#### [EXCERPT]
******

Thursday, August 30, 2007

Check out all the pictures I´ve ever taken

So although it took me half of my Peace Corps service to do, I finally put all the photos that I have taken online. In one spot. For all to see. Check her out, although it may take you forever to review them all.

http://flickr.com/photos/84362300@N00/

Enjoy!

Tuesday, August 14, 2007

One Year in!

Its amazing how time passes without being noted in the day to day activities of life. And in PeaceCorps/Sara world, this is surely the case. Its true that I have arrived at my one year anniversary in country and my time here is half over, but I still like I have barily scratched the surface of it all. What the hell did I do for the last year of my young life? I know that I moved to Panama, lived in a varity of towns, with a variety of families, none of them my own, for various months, struggled to learn two different languanges, probably walked about 10,000 miles collectively, and saw some really weird stuff, some of which has become totally normal background scenery to me, others I´ve personally absorbed forever (Ne!). I´ve loved and hated, fought with and against the people, and somehow always came back for more, like a disfunctional relationship, the Ngäbes use and mistreat me, yet we love eachother just the same. So here I am, one year later, hopefully wiser and stronger or whatever, but probably just a little exhausted and jaded on the idea of sustainability. I´ll fully admit that I´ve become a Peace Corps cliche and found Buddism along the way to help me fight the anger that I sometimes feel for the people that I´m trying so hard to love and to help, to fight that American gene in me that tells me I must produce, be productive, have a purpose. But I have those rare afternoons when I sit with the people in silence for hours on end and watch the clouds slowly creep from one end of the sky to the other or watch a horse eat grass as if it was an opera and I feel totally content and OK with life. My favorite are those conversations when I´m asked to describe snow, or how a total eclipse works, or how the dollar bill is fabricated and if its the paper itself that has value, or what this whole HIV-AIDS epedemic is. And they sit and listen, captured, and I know that I´m describing something that they would have never ever considerd before. But on the flipside, I have those days when people come to my house and ask for money, don´t show up to work days they´ve asked me to plan, make fun of me to my face in a Ngäbere specificly because they don´t want me to understand, or they won´t give me the time of day because I´m a women and then ask me for money.
Oh, Panama. What have you done to me? Me dejaste en la selva y me perdí. Ahorra me estoy poniendo india..... What a sad entry. The truth is, there really is no other place I´d rather be. Psychoanalyse that one.

******

Data records:

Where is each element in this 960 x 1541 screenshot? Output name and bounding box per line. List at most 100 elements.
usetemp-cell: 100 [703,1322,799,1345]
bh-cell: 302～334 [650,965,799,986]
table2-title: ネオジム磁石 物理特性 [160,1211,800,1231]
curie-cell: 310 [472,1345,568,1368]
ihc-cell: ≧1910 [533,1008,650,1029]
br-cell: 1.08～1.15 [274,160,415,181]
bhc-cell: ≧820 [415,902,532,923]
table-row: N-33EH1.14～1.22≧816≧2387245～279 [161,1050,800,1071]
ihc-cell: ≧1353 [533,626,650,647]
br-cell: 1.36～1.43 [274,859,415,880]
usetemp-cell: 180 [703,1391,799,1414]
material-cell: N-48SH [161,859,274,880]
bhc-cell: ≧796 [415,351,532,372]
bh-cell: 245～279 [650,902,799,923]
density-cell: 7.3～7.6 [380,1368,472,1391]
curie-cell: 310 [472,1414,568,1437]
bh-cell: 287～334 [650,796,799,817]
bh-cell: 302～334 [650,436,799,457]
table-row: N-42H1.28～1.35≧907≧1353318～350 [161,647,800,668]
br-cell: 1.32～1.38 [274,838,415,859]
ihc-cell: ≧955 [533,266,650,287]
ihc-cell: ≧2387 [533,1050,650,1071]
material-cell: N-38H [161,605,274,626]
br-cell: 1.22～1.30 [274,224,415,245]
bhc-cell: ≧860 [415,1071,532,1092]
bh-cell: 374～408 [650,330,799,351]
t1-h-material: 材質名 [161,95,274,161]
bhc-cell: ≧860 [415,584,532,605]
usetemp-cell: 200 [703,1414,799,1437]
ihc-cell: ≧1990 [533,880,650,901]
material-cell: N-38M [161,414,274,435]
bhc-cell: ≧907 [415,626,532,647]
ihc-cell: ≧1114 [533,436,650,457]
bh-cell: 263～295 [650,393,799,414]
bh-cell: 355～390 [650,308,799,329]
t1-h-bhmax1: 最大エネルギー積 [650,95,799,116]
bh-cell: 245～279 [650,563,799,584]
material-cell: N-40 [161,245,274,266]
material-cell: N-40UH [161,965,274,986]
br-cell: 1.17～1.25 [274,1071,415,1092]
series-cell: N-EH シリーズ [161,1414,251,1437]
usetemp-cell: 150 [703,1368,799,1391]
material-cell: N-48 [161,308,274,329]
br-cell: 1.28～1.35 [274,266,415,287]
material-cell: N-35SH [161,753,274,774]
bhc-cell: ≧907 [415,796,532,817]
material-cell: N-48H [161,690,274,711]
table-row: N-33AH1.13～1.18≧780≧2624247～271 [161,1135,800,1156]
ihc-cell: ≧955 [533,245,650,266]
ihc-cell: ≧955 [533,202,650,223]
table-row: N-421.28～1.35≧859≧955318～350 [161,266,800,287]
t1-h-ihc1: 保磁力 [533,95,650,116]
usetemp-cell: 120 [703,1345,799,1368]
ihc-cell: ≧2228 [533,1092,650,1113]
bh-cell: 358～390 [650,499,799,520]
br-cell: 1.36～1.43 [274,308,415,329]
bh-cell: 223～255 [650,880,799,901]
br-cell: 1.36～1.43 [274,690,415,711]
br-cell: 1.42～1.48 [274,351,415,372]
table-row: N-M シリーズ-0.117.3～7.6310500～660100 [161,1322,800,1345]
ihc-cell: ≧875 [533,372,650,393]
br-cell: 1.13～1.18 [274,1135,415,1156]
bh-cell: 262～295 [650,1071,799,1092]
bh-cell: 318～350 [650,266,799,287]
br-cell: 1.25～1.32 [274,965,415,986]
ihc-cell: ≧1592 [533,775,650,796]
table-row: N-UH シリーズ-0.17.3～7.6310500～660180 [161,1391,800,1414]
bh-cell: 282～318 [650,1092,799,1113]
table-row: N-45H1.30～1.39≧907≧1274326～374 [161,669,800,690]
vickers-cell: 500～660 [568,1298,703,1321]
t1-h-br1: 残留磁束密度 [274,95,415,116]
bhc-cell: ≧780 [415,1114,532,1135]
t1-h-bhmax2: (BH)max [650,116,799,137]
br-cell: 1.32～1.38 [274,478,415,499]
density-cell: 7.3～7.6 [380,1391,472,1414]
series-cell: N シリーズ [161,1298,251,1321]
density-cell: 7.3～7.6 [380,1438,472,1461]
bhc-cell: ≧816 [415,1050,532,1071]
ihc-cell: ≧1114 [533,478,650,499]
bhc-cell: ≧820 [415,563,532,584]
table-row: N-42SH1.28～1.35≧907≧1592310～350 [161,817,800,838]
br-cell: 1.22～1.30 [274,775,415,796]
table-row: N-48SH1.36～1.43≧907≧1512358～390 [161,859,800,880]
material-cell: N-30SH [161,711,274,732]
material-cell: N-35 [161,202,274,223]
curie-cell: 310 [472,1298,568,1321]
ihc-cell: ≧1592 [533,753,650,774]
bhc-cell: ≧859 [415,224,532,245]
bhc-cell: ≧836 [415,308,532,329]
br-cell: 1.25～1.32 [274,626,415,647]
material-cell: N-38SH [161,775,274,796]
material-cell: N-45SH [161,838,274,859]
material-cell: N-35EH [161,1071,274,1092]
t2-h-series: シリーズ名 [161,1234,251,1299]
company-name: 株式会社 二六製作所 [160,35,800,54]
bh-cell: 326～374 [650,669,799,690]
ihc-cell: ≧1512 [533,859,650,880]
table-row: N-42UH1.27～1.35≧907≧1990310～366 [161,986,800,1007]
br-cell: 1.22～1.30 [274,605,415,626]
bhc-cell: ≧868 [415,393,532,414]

******

#### [TASKS FOR THIS EXERCISE]
A - Please answer these questions about the blog, one answer per line:
(i) How much of the Peace Corps service did it take to put all the photos online?
(ii) How many languages did the writer struggle to learn?
(iii) On what date was the "One Year in!" entry posted?
B - Does the blog support each statement below? Answer yes or no, and quote the words that decide it.
(i) The writer's time in the country is half over.
(ii) The writer would rather be somewhere other than Panama.
(iii) The writer estimates walking about 10,000 miles in total.

#### [REPLIES]
A -
(i) Half of it.
(ii) Two.
(iii) Tuesday, August 14, 2007.

B -
(i) Yes: "my time here is half over"
(ii) No: "there really is no other place I´d rather be"
(iii) Yes: "probably walked about 10,000 miles collectively"